### The exercise
All of the entries must be reproduced exactly, with no images carried over.
^^^^^^^^
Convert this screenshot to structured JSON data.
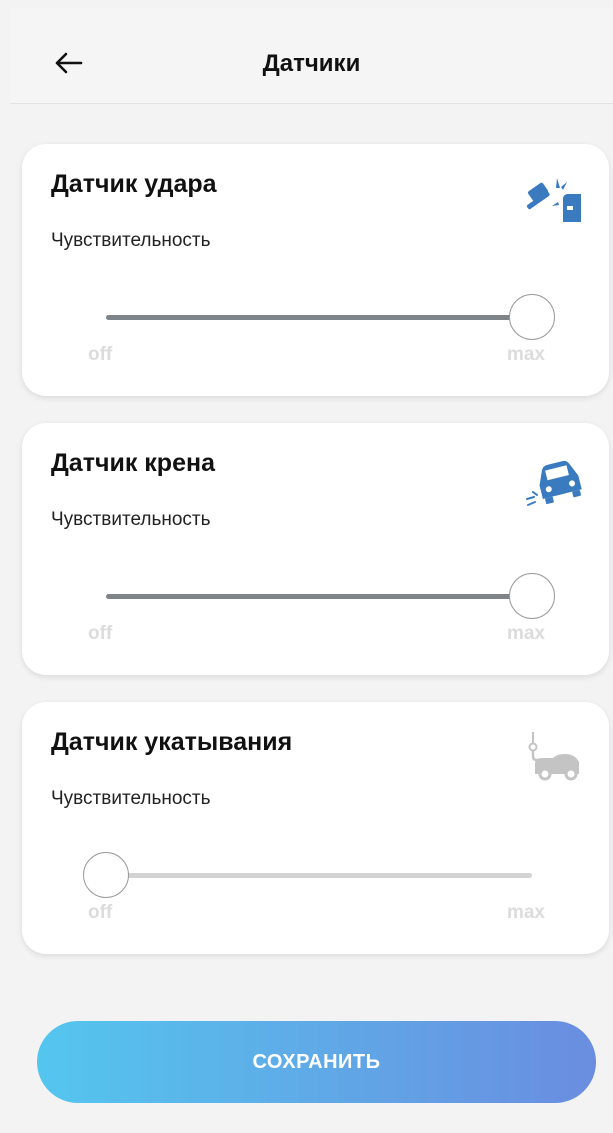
{
  "header": {
    "title": "Датчики",
    "back_icon": "arrow-left-icon"
  },
  "sensors": [
    {
      "title": "Датчик удара",
      "subtitle": "Чувствительность",
      "icon": "car-impact-icon",
      "icon_color": "#3a7bbf",
      "level": 1.0,
      "min_label": "off",
      "max_label": "max"
    },
    {
      "title": "Датчик крена",
      "subtitle": "Чувствительность",
      "icon": "car-tilt-icon",
      "icon_color": "#3a7bbf",
      "level": 1.0,
      "min_label": "off",
      "max_label": "max"
    },
    {
      "title": "Датчик укатывания",
      "subtitle": "Чувствительность",
      "icon": "car-tow-icon",
      "icon_color": "#c4c4c4",
      "level": 0.0,
      "min_label": "off",
      "max_label": "max"
    }
  ],
  "save_button": {
    "label": "СОХРАНИТЬ"
  },
  "colors": {
    "accent_start": "#54c6ee",
    "accent_end": "#6a8de0",
    "slider_active": "#7f8488",
    "slider_inactive": "#d3d3d3"
  }
}
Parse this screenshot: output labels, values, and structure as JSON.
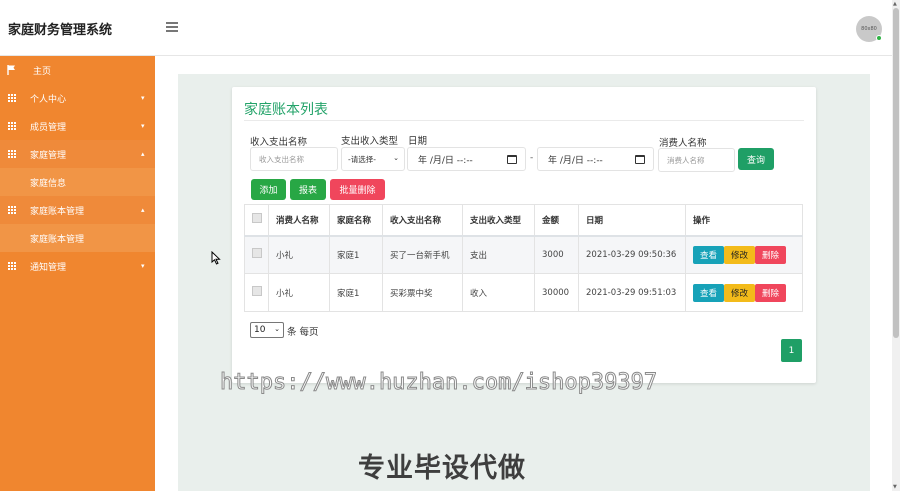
{
  "header": {
    "brand": "家庭财务管理系统",
    "avatar_text": "80x80"
  },
  "sidebar": {
    "items": [
      {
        "label": "主页",
        "icon": "flag-icon"
      },
      {
        "label": "个人中心",
        "icon": "grid-icon",
        "caret": "▾"
      },
      {
        "label": "成员管理",
        "icon": "grid-icon",
        "caret": "▾"
      },
      {
        "label": "家庭管理",
        "icon": "grid-icon",
        "caret": "▴"
      },
      {
        "label": "家庭信息"
      },
      {
        "label": "家庭账本管理",
        "icon": "grid-icon",
        "caret": "▴"
      },
      {
        "label": "家庭账本管理"
      },
      {
        "label": "通知管理",
        "icon": "grid-icon",
        "caret": "▾"
      }
    ]
  },
  "panel": {
    "title": "家庭账本列表"
  },
  "filters": {
    "name_label": "收入支出名称",
    "name_placeholder": "收入支出名称",
    "type_label": "支出收入类型",
    "type_value": "-请选择-",
    "date_label": "日期",
    "date_from": "年 /月/日 --:--",
    "date_sep": "-",
    "date_to": "年 /月/日 --:--",
    "person_label": "消费人名称",
    "person_placeholder": "消费人名称",
    "query_btn": "查询"
  },
  "actions": {
    "add": "添加",
    "report": "报表",
    "batch_delete": "批量删除"
  },
  "table": {
    "headers": [
      "消费人名称",
      "家庭名称",
      "收入支出名称",
      "支出收入类型",
      "金额",
      "日期",
      "操作"
    ],
    "rows": [
      {
        "person": "小礼",
        "family": "家庭1",
        "name": "买了一台新手机",
        "type": "支出",
        "amount": "3000",
        "date": "2021-03-29 09:50:36"
      },
      {
        "person": "小礼",
        "family": "家庭1",
        "name": "买彩票中奖",
        "type": "收入",
        "amount": "30000",
        "date": "2021-03-29 09:51:03"
      }
    ],
    "op_view": "查看",
    "op_edit": "修改",
    "op_delete": "删除"
  },
  "pager": {
    "page_size": "10",
    "per_page_text": "条 每页",
    "current_page": "1"
  },
  "overlay": {
    "watermark": "https://www.huzhan.com/ishop39397",
    "slogan": "专业毕设代做"
  },
  "colors": {
    "sidebar": "#f0862f",
    "accent_green": "#1f9f66",
    "danger": "#f0465c",
    "info": "#17a2b8",
    "warning": "#f3bb1a"
  }
}
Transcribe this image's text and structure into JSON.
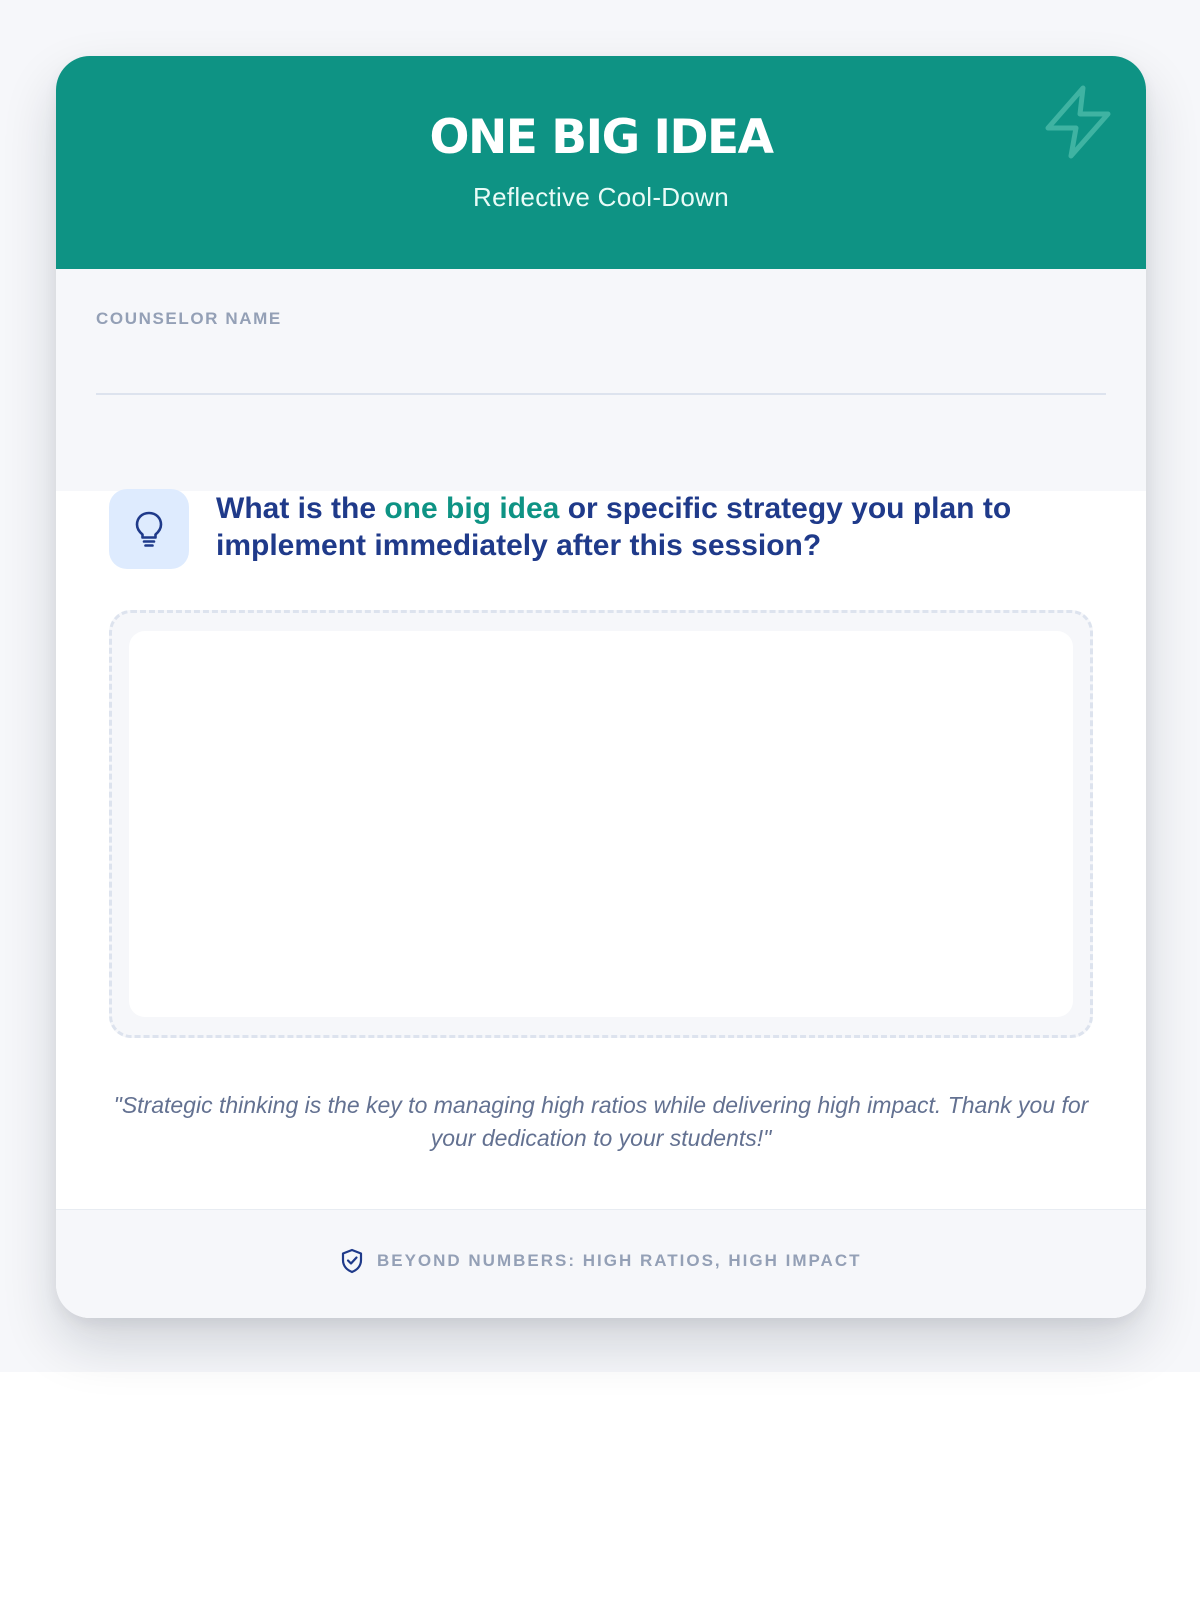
{
  "header": {
    "title": "ONE BIG IDEA",
    "subtitle": "Reflective Cool-Down",
    "icon": "lightning-bolt-icon"
  },
  "counselor": {
    "label": "COUNSELOR NAME",
    "value": "",
    "placeholder": ""
  },
  "question": {
    "icon": "lightbulb-icon",
    "before": "What is the ",
    "highlight": "one big idea",
    "after": " or specific strategy you plan to implement immediately after this session?"
  },
  "answer": {
    "value": "",
    "placeholder": ""
  },
  "quote": "\"Strategic thinking is the key to managing high ratios while delivering high impact. Thank you for your dedication to your students!\"",
  "footer": {
    "icon": "shield-check-icon",
    "text": "BEYOND NUMBERS: HIGH RATIOS, HIGH IMPACT"
  },
  "colors": {
    "brand_teal": "#0e9384",
    "heading_navy": "#1f3a8a",
    "muted_label": "#94a0b6",
    "icon_tile_bg": "#deebfe"
  }
}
^^^^^^^^
### Solution to this task
Convert this screenshot to structured JSON data.
{
  "header": {
    "title": "Датчики",
    "back_icon": "arrow-left-icon"
  },
  "sensors": [
    {
      "title": "Датчик удара",
      "subtitle": "Чувствительность",
      "icon": "car-impact-icon",
      "icon_color": "#3a7bbf",
      "level": 1.0,
      "min_label": "off",
      "max_label": "max"
    },
    {
      "title": "Датчик крена",
      "subtitle": "Чувствительность",
      "icon": "car-tilt-icon",
      "icon_color": "#3a7bbf",
      "level": 1.0,
      "min_label": "off",
      "max_label": "max"
    },
    {
      "title": "Датчик укатывания",
      "subtitle": "Чувствительность",
      "icon": "car-tow-icon",
      "icon_color": "#c4c4c4",
      "level": 0.0,
      "min_label": "off",
      "max_label": "max"
    }
  ],
  "save_button": {
    "label": "СОХРАНИТЬ"
  },
  "colors": {
    "accent_start": "#54c6ee",
    "accent_end": "#6a8de0",
    "slider_active": "#7f8488",
    "slider_inactive": "#d3d3d3"
  }
}
Parse this screenshot: output labels, values, and structure as JSON.
{
  "header": {
    "brand": "家庭财务管理系统",
    "avatar_text": "80x80"
  },
  "sidebar": {
    "items": [
      {
        "label": "主页",
        "icon": "flag-icon"
      },
      {
        "label": "个人中心",
        "icon": "grid-icon",
        "caret": "▾"
      },
      {
        "label": "成员管理",
        "icon": "grid-icon",
        "caret": "▾"
      },
      {
        "label": "家庭管理",
        "icon": "grid-icon",
        "caret": "▴"
      },
      {
        "label": "家庭信息"
      },
      {
        "label": "家庭账本管理",
        "icon": "grid-icon",
        "caret": "▴"
      },
      {
        "label": "家庭账本管理"
      },
      {
        "label": "通知管理",
        "icon": "grid-icon",
        "caret": "▾"
      }
    ]
  },
  "panel": {
    "title": "家庭账本列表"
  },
  "filters": {
    "name_label": "收入支出名称",
    "name_placeholder": "收入支出名称",
    "type_label": "支出收入类型",
    "type_value": "-请选择-",
    "date_label": "日期",
    "date_from": "年 /月/日 --:--",
    "date_sep": "-",
    "date_to": "年 /月/日 --:--",
    "person_label": "消费人名称",
    "person_placeholder": "消费人名称",
    "query_btn": "查询"
  },
  "actions": {
    "add": "添加",
    "report": "报表",
    "batch_delete": "批量删除"
  },
  "table": {
    "headers": [
      "消费人名称",
      "家庭名称",
      "收入支出名称",
      "支出收入类型",
      "金额",
      "日期",
      "操作"
    ],
    "rows": [
      {
        "person": "小礼",
        "family": "家庭1",
        "name": "买了一台新手机",
        "type": "支出",
        "amount": "3000",
        "date": "2021-03-29 09:50:36"
      },
      {
        "person": "小礼",
        "family": "家庭1",
        "name": "买彩票中奖",
        "type": "收入",
        "amount": "30000",
        "date": "2021-03-29 09:51:03"
      }
    ],
    "op_view": "查看",
    "op_edit": "修改",
    "op_delete": "删除"
  },
  "pager": {
    "page_size": "10",
    "per_page_text": "条 每页",
    "current_page": "1"
  },
  "overlay": {
    "watermark": "https://www.huzhan.com/ishop39397",
    "slogan": "专业毕设代做"
  },
  "colors": {
    "sidebar": "#f0862f",
    "accent_green": "#1f9f66",
    "danger": "#f0465c",
    "info": "#17a2b8",
    "warning": "#f3bb1a"
  }
}
Transcribe this image's text and structure into JSON.
{
  "header": {
    "title": "ONE BIG IDEA",
    "subtitle": "Reflective Cool-Down",
    "icon": "lightning-bolt-icon"
  },
  "counselor": {
    "label": "COUNSELOR NAME",
    "value": "",
    "placeholder": ""
  },
  "question": {
    "icon": "lightbulb-icon",
    "before": "What is the ",
    "highlight": "one big idea",
    "after": " or specific strategy you plan to implement immediately after this session?"
  },
  "answer": {
    "value": "",
    "placeholder": ""
  },
  "quote": "\"Strategic thinking is the key to managing high ratios while delivering high impact. Thank you for your dedication to your students!\"",
  "footer": {
    "icon": "shield-check-icon",
    "text": "BEYOND NUMBERS: HIGH RATIOS, HIGH IMPACT"
  },
  "colors": {
    "brand_teal": "#0e9384",
    "heading_navy": "#1f3a8a",
    "muted_label": "#94a0b6",
    "icon_tile_bg": "#deebfe"
  }
}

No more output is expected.